AIM OF THE EXERCISE: Give every entry again, word for word.

RECORDED INFORMATION:

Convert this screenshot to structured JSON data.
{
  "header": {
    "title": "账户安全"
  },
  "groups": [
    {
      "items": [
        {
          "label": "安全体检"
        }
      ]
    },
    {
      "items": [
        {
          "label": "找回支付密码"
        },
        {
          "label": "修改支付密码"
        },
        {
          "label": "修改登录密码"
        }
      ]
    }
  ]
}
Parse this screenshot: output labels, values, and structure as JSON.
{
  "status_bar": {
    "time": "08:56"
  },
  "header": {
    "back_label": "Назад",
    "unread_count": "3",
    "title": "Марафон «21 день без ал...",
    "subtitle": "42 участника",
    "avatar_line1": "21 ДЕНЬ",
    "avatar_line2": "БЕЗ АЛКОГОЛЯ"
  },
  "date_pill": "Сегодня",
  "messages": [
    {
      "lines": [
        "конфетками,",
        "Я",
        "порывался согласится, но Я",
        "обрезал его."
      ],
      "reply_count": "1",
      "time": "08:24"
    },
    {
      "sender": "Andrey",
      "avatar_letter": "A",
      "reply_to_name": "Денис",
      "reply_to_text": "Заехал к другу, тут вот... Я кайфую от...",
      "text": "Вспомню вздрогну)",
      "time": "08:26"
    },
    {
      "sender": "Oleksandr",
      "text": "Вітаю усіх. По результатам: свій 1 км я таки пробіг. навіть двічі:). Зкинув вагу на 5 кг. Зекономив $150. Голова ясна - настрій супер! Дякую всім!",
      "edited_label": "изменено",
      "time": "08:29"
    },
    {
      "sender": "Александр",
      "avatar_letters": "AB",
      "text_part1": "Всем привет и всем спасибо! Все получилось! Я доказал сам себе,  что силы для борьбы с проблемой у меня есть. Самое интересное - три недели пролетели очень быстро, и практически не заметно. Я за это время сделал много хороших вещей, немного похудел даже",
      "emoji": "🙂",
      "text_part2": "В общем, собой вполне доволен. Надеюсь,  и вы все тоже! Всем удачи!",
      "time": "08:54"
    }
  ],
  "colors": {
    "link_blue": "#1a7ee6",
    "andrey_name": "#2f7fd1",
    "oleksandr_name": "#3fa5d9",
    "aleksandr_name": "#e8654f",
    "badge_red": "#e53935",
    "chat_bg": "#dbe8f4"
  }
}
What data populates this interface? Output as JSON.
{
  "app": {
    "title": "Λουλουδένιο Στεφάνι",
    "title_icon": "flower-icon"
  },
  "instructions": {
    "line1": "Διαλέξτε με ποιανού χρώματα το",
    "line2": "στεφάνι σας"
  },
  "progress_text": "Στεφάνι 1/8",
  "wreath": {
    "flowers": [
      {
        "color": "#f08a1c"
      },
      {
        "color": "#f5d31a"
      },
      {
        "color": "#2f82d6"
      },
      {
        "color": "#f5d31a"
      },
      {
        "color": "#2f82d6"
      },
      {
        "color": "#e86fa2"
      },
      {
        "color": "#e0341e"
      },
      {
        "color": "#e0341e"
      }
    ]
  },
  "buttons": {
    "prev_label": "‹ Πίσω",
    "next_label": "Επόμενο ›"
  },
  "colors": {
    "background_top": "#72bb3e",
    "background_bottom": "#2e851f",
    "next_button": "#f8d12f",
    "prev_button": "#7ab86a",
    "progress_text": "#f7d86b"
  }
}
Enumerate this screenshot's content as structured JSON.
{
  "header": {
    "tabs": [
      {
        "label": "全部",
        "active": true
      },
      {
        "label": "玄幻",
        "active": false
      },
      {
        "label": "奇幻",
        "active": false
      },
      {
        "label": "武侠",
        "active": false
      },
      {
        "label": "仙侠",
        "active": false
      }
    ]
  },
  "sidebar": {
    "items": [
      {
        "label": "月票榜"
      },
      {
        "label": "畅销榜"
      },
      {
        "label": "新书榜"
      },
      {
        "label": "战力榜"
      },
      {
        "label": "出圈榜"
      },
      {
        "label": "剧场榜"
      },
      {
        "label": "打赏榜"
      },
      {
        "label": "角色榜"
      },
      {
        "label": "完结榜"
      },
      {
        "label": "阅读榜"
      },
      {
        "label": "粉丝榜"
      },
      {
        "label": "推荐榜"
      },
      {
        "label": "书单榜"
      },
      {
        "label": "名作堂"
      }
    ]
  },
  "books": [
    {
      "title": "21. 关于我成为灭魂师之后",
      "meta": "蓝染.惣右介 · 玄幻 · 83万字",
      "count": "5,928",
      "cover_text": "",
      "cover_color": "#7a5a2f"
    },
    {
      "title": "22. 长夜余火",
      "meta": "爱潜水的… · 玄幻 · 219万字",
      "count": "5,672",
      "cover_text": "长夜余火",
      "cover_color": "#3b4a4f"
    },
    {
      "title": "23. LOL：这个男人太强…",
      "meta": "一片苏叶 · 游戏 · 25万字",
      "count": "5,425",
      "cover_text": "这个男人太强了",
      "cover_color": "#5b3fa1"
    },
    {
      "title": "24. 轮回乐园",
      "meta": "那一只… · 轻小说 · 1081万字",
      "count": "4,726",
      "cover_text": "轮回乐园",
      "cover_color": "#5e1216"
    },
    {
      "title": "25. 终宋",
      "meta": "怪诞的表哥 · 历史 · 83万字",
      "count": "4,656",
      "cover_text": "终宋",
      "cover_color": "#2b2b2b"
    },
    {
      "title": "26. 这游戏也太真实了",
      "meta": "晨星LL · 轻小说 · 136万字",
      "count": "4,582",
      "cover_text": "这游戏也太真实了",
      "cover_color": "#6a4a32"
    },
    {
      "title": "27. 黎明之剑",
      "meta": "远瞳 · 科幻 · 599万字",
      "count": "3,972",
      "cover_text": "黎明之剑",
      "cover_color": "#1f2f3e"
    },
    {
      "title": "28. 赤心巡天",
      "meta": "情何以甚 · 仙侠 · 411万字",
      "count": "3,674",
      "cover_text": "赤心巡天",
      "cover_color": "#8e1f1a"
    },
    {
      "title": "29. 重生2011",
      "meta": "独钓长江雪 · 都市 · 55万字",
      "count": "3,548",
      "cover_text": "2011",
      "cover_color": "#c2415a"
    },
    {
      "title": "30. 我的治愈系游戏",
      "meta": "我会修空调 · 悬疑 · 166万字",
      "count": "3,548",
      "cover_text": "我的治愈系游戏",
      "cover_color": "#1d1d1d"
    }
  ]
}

OUTPUT OF THE TASK:
Convert this screenshot to structured JSON data.
{
  "header": {
    "title": "账户安全"
  },
  "groups": [
    {
      "items": [
        {
          "label": "安全体检"
        }
      ]
    },
    {
      "items": [
        {
          "label": "找回支付密码"
        },
        {
          "label": "修改支付密码"
        },
        {
          "label": "修改登录密码"
        }
      ]
    }
  ]
}
Parse this screenshot: output labels, values, and structure as JSON.
{
  "status_bar": {
    "time": "08:56"
  },
  "header": {
    "back_label": "Назад",
    "unread_count": "3",
    "title": "Марафон «21 день без ал...",
    "subtitle": "42 участника",
    "avatar_line1": "21 ДЕНЬ",
    "avatar_line2": "БЕЗ АЛКОГОЛЯ"
  },
  "date_pill": "Сегодня",
  "messages": [
    {
      "lines": [
        "конфетками,",
        "Я",
        "порывался согласится, но Я",
        "обрезал его."
      ],
      "reply_count": "1",
      "time": "08:24"
    },
    {
      "sender": "Andrey",
      "avatar_letter": "A",
      "reply_to_name": "Денис",
      "reply_to_text": "Заехал к другу, тут вот... Я кайфую от...",
      "text": "Вспомню вздрогну)",
      "time": "08:26"
    },
    {
      "sender": "Oleksandr",
      "text": "Вітаю усіх. По результатам: свій 1 км я таки пробіг. навіть двічі:). Зкинув вагу на 5 кг. Зекономив $150. Голова ясна - настрій супер! Дякую всім!",
      "edited_label": "изменено",
      "time": "08:29"
    },
    {
      "sender": "Александр",
      "avatar_letters": "AB",
      "text_part1": "Всем привет и всем спасибо! Все получилось! Я доказал сам себе,  что силы для борьбы с проблемой у меня есть. Самое интересное - три недели пролетели очень быстро, и практически не заметно. Я за это время сделал много хороших вещей, немного похудел даже",
      "emoji": "🙂",
      "text_part2": "В общем, собой вполне доволен. Надеюсь,  и вы все тоже! Всем удачи!",
      "time": "08:54"
    }
  ],
  "colors": {
    "link_blue": "#1a7ee6",
    "andrey_name": "#2f7fd1",
    "oleksandr_name": "#3fa5d9",
    "aleksandr_name": "#e8654f",
    "badge_red": "#e53935",
    "chat_bg": "#dbe8f4"
  }
}
What data populates this interface? Output as JSON.
{
  "app": {
    "title": "Λουλουδένιο Στεφάνι",
    "title_icon": "flower-icon"
  },
  "instructions": {
    "line1": "Διαλέξτε με ποιανού χρώματα το",
    "line2": "στεφάνι σας"
  },
  "progress_text": "Στεφάνι 1/8",
  "wreath": {
    "flowers": [
      {
        "color": "#f08a1c"
      },
      {
        "color": "#f5d31a"
      },
      {
        "color": "#2f82d6"
      },
      {
        "color": "#f5d31a"
      },
      {
        "color": "#2f82d6"
      },
      {
        "color": "#e86fa2"
      },
      {
        "color": "#e0341e"
      },
      {
        "color": "#e0341e"
      }
    ]
  },
  "buttons": {
    "prev_label": "‹ Πίσω",
    "next_label": "Επόμενο ›"
  },
  "colors": {
    "background_top": "#72bb3e",
    "background_bottom": "#2e851f",
    "next_button": "#f8d12f",
    "prev_button": "#7ab86a",
    "progress_text": "#f7d86b"
  }
}
Enumerate this screenshot's content as structured JSON.
{
  "header": {
    "tabs": [
      {
        "label": "全部",
        "active": true
      },
      {
        "label": "玄幻",
        "active": false
      },
      {
        "label": "奇幻",
        "active": false
      },
      {
        "label": "武侠",
        "active": false
      },
      {
        "label": "仙侠",
        "active": false
      }
    ]
  },
  "sidebar": {
    "items": [
      {
        "label": "月票榜"
      },
      {
        "label": "畅销榜"
      },
      {
        "label": "新书榜"
      },
      {
        "label": "战力榜"
      },
      {
        "label": "出圈榜"
      },
      {
        "label": "剧场榜"
      },
      {
        "label": "打赏榜"
      },
      {
        "label": "角色榜"
      },
      {
        "label": "完结榜"
      },
      {
        "label": "阅读榜"
      },
      {
        "label": "粉丝榜"
      },
      {
        "label": "推荐榜"
      },
      {
        "label": "书单榜"
      },
      {
        "label": "名作堂"
      }
    ]
  },
  "books": [
    {
      "title": "21. 关于我成为灭魂师之后",
      "meta": "蓝染.惣右介 · 玄幻 · 83万字",
      "count": "5,928",
      "cover_text": "",
      "cover_color": "#7a5a2f"
    },
    {
      "title": "22. 长夜余火",
      "meta": "爱潜水的… · 玄幻 · 219万字",
      "count": "5,672",
      "cover_text": "长夜余火",
      "cover_color": "#3b4a4f"
    },
    {
      "title": "23. LOL：这个男人太强…",
      "meta": "一片苏叶 · 游戏 · 25万字",
      "count": "5,425",
      "cover_text": "这个男人太强了",
      "cover_color": "#5b3fa1"
    },
    {
      "title": "24. 轮回乐园",
      "meta": "那一只… · 轻小说 · 1081万字",
      "count": "4,726",
      "cover_text": "轮回乐园",
      "cover_color": "#5e1216"
    },
    {
      "title": "25. 终宋",
      "meta": "怪诞的表哥 · 历史 · 83万字",
      "count": "4,656",
      "cover_text": "终宋",
      "cover_color": "#2b2b2b"
    },
    {
      "title": "26. 这游戏也太真实了",
      "meta": "晨星LL · 轻小说 · 136万字",
      "count": "4,582",
      "cover_text": "这游戏也太真实了",
      "cover_color": "#6a4a32"
    },
    {
      "title": "27. 黎明之剑",
      "meta": "远瞳 · 科幻 · 599万字",
      "count": "3,972",
      "cover_text": "黎明之剑",
      "cover_color": "#1f2f3e"
    },
    {
      "title": "28. 赤心巡天",
      "meta": "情何以甚 · 仙侠 · 411万字",
      "count": "3,674",
      "cover_text": "赤心巡天",
      "cover_color": "#8e1f1a"
    },
    {
      "title": "29. 重生2011",
      "meta": "独钓长江雪 · 都市 · 55万字",
      "count": "3,548",
      "cover_text": "2011",
      "cover_color": "#c2415a"
    },
    {
      "title": "30. 我的治愈系游戏",
      "meta": "我会修空调 · 悬疑 · 166万字",
      "count": "3,548",
      "cover_text": "我的治愈系游戏",
      "cover_color": "#1d1d1d"
    }
  ]
}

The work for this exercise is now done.